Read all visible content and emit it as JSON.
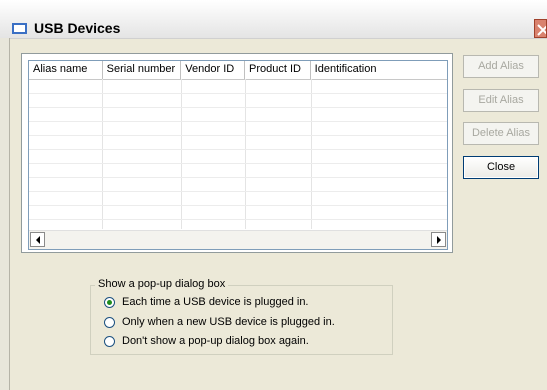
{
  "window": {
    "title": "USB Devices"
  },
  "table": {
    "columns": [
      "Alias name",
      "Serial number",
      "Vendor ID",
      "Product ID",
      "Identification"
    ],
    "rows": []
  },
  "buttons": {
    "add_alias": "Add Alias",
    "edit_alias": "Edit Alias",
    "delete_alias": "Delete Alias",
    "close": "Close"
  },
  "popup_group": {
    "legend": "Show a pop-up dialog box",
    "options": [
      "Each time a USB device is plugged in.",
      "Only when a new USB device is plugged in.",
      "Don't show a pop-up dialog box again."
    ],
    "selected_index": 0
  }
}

Set task: Give all the entries again exactly, dropping each picture.

Solution for this exercise:
Read all visible content and emit it as JSON.
{
  "window": {
    "title": "USB Devices"
  },
  "table": {
    "columns": [
      "Alias name",
      "Serial number",
      "Vendor ID",
      "Product ID",
      "Identification"
    ],
    "rows": []
  },
  "buttons": {
    "add_alias": "Add Alias",
    "edit_alias": "Edit Alias",
    "delete_alias": "Delete Alias",
    "close": "Close"
  },
  "popup_group": {
    "legend": "Show a pop-up dialog box",
    "options": [
      "Each time a USB device is plugged in.",
      "Only when a new USB device is plugged in.",
      "Don't show a pop-up dialog box again."
    ],
    "selected_index": 0
  }
}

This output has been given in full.